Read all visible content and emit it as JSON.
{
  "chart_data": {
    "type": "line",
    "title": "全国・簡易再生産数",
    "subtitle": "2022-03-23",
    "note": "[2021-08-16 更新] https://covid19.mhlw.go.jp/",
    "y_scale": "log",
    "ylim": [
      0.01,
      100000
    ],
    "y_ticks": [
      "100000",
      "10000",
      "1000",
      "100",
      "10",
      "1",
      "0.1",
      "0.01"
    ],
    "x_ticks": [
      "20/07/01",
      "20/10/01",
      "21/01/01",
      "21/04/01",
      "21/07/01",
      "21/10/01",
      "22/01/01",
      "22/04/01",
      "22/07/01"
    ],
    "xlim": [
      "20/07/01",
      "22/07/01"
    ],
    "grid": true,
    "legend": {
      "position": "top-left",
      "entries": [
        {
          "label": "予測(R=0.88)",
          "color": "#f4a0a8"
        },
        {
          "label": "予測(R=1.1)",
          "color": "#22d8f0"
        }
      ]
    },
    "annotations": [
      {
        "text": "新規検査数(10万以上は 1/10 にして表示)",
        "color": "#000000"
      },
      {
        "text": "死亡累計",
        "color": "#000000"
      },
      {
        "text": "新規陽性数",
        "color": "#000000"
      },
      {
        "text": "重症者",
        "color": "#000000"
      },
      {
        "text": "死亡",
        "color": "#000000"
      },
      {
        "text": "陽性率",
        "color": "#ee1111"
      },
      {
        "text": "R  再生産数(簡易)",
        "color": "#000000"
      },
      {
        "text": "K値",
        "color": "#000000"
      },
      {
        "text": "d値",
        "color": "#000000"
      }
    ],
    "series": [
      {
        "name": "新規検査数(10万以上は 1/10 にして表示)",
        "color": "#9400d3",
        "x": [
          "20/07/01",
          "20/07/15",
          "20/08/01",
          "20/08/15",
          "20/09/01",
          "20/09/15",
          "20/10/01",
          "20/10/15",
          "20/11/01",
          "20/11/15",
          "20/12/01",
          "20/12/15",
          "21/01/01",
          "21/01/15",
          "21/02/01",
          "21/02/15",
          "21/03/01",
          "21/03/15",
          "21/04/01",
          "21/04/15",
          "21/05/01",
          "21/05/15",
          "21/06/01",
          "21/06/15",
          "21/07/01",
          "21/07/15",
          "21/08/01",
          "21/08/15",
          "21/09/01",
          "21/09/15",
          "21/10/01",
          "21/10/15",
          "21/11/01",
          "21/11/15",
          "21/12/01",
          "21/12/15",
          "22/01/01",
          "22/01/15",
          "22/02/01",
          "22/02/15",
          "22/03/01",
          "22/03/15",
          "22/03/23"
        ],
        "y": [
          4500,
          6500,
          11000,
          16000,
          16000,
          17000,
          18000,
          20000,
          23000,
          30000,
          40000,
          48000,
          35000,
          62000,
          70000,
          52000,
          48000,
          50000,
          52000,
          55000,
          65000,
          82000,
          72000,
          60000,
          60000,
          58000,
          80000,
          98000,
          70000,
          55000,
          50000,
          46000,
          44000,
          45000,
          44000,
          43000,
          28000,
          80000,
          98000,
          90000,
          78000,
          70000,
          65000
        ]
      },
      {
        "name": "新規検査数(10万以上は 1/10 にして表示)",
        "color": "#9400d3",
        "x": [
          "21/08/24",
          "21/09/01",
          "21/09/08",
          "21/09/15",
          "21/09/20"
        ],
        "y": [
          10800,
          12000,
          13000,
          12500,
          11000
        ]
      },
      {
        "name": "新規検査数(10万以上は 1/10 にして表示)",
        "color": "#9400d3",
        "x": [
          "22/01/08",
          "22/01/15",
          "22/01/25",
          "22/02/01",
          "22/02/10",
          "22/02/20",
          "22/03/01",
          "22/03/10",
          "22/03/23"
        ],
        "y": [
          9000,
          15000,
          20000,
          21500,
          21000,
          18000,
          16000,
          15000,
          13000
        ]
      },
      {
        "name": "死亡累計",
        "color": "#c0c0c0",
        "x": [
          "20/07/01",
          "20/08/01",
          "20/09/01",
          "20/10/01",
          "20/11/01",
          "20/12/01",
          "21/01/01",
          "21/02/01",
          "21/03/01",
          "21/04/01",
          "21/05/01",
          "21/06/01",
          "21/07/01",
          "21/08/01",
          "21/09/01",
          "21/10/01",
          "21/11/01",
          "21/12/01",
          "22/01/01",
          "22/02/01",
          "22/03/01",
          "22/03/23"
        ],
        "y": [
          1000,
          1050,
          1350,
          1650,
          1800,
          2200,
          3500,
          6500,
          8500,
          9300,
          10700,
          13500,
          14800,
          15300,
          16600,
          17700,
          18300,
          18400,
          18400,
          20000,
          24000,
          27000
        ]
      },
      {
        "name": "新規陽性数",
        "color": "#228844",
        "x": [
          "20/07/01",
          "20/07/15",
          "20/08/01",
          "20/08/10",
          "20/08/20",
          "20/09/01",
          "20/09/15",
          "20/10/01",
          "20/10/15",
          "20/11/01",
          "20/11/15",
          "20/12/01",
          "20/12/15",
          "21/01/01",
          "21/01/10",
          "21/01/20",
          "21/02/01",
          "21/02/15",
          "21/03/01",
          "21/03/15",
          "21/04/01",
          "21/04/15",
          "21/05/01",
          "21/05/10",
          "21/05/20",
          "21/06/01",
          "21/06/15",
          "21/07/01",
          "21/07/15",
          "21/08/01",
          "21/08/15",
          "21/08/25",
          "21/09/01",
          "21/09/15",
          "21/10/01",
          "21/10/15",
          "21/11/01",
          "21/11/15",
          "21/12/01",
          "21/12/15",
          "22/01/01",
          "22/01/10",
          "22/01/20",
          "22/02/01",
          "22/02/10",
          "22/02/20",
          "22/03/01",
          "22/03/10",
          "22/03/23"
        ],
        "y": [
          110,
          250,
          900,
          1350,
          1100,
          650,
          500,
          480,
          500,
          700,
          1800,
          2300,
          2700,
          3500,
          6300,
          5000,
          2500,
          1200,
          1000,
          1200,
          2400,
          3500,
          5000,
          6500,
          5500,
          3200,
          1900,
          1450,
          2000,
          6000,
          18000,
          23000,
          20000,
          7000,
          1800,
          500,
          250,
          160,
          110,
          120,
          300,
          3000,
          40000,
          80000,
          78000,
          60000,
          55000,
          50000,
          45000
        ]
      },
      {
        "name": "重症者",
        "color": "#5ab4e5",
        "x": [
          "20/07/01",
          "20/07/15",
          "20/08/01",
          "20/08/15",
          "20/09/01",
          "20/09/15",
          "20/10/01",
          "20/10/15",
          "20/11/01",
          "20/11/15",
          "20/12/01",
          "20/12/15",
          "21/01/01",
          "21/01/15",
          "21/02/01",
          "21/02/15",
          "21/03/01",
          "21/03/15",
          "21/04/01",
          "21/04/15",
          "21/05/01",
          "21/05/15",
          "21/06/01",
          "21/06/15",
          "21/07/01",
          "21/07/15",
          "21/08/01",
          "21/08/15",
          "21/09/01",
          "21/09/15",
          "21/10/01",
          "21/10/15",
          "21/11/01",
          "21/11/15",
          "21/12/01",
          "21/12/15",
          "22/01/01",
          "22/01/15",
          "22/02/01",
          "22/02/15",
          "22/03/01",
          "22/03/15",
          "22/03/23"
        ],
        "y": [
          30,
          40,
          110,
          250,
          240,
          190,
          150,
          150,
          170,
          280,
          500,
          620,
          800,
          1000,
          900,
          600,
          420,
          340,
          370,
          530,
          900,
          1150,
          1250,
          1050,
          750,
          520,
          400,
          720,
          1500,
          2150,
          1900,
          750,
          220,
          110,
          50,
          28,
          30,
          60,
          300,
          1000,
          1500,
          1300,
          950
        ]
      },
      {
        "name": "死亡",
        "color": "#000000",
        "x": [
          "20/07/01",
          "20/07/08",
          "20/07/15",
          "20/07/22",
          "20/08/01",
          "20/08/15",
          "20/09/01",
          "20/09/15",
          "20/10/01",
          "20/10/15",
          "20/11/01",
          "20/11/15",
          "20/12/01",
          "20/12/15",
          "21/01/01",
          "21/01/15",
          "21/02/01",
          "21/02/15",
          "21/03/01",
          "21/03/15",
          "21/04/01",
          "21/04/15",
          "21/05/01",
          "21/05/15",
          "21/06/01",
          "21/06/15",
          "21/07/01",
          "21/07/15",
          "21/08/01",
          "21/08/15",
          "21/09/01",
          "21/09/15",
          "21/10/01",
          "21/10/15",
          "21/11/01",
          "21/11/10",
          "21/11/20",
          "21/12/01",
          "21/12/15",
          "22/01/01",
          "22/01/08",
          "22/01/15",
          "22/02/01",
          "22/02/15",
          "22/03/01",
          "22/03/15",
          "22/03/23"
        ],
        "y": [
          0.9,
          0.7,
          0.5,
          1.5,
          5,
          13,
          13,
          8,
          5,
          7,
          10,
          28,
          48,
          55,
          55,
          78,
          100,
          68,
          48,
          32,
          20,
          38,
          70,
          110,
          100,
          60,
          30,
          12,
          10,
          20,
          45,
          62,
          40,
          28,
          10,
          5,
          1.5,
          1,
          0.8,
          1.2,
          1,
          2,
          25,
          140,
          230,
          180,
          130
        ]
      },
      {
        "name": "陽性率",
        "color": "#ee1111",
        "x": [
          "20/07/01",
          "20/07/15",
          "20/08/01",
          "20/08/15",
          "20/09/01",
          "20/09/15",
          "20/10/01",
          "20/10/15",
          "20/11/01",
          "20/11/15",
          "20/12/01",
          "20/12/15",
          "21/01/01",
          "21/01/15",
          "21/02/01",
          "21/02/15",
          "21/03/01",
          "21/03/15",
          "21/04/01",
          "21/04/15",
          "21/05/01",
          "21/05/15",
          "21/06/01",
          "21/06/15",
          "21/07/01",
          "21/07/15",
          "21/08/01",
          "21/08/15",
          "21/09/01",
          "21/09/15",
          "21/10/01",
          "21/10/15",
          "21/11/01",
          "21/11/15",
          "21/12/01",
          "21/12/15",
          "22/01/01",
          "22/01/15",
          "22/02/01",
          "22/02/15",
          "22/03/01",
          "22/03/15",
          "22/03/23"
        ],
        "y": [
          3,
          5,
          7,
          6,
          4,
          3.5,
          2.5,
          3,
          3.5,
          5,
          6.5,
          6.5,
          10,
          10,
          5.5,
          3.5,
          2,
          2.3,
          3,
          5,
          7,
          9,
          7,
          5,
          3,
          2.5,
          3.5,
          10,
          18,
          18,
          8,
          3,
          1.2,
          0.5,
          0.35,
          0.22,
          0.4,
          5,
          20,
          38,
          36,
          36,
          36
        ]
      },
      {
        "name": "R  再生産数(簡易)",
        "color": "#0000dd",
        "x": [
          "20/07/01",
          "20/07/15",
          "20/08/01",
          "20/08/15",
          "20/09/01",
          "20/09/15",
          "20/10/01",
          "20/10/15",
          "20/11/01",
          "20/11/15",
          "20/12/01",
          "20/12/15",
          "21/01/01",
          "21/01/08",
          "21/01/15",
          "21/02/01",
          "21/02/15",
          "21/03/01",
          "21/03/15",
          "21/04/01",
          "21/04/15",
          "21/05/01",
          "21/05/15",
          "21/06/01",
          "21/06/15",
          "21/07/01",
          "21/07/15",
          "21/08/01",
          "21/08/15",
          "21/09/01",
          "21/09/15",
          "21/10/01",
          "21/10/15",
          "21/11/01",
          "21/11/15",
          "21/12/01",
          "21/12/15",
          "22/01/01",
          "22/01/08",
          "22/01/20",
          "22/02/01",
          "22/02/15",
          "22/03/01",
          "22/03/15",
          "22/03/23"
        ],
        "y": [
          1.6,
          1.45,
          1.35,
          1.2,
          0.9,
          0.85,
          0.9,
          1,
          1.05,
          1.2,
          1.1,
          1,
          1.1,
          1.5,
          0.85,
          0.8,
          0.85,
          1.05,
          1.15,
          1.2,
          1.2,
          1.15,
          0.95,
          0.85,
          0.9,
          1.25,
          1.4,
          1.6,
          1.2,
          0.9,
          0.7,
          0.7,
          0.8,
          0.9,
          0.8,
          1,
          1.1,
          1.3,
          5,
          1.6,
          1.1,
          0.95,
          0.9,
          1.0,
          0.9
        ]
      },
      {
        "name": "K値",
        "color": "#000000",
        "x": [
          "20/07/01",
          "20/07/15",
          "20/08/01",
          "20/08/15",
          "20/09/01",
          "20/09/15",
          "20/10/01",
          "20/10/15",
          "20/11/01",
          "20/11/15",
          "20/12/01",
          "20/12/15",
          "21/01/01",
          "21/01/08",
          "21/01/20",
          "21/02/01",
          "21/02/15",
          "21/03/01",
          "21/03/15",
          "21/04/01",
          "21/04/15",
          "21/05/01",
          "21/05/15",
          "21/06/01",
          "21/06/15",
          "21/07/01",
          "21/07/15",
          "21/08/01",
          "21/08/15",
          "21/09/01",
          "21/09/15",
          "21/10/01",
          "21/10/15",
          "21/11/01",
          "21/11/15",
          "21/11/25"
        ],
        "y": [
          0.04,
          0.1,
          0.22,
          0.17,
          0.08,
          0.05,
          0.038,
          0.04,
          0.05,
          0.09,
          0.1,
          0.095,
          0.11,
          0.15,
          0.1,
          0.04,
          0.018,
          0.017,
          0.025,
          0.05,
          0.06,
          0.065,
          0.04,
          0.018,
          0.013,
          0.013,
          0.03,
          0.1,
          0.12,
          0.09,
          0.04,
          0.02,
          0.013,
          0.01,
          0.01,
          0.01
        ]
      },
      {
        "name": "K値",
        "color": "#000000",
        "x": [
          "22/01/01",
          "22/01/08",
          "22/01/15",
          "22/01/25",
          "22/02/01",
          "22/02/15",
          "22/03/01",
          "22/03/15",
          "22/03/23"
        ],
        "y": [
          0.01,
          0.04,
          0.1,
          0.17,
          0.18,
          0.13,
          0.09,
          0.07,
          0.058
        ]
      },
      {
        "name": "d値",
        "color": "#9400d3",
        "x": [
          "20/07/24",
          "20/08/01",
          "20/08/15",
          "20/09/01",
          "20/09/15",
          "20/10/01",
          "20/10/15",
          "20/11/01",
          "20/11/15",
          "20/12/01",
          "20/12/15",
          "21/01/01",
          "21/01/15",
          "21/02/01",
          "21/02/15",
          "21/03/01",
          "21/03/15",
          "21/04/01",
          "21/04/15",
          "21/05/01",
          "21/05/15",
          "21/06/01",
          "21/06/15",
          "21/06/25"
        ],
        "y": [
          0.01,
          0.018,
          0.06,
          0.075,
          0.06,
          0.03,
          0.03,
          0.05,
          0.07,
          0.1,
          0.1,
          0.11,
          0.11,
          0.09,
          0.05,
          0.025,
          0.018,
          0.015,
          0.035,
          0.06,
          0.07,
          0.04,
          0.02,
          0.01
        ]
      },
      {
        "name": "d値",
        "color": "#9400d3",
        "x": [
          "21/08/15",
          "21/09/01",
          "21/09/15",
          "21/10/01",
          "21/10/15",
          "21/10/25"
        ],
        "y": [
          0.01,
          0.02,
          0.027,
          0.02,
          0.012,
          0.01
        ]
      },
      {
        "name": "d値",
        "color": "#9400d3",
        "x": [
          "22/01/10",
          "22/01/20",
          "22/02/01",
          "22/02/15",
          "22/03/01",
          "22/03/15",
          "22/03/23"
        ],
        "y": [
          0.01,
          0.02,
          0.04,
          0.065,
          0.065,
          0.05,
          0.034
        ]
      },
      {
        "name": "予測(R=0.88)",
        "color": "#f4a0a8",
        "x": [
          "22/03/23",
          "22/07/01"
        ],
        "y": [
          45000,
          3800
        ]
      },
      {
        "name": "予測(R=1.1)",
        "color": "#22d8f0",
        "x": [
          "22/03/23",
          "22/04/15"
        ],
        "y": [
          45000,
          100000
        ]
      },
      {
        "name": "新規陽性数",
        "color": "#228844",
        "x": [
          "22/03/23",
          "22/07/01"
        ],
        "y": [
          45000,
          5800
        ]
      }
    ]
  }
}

==========

INSTRUCTION: Extract, from the material above, each line holding the word "text".

TASK OUTPUT:
        "text": "新規検査数(10万以上は 1/10 にして表示)",
        "text": "死亡累計",
        "text": "新規陽性数",
        "text": "重症者",
        "text": "死亡",
        "text": "陽性率",
        "text": "R  再生産数(簡易)",
        "text": "K値",
        "text": "d値",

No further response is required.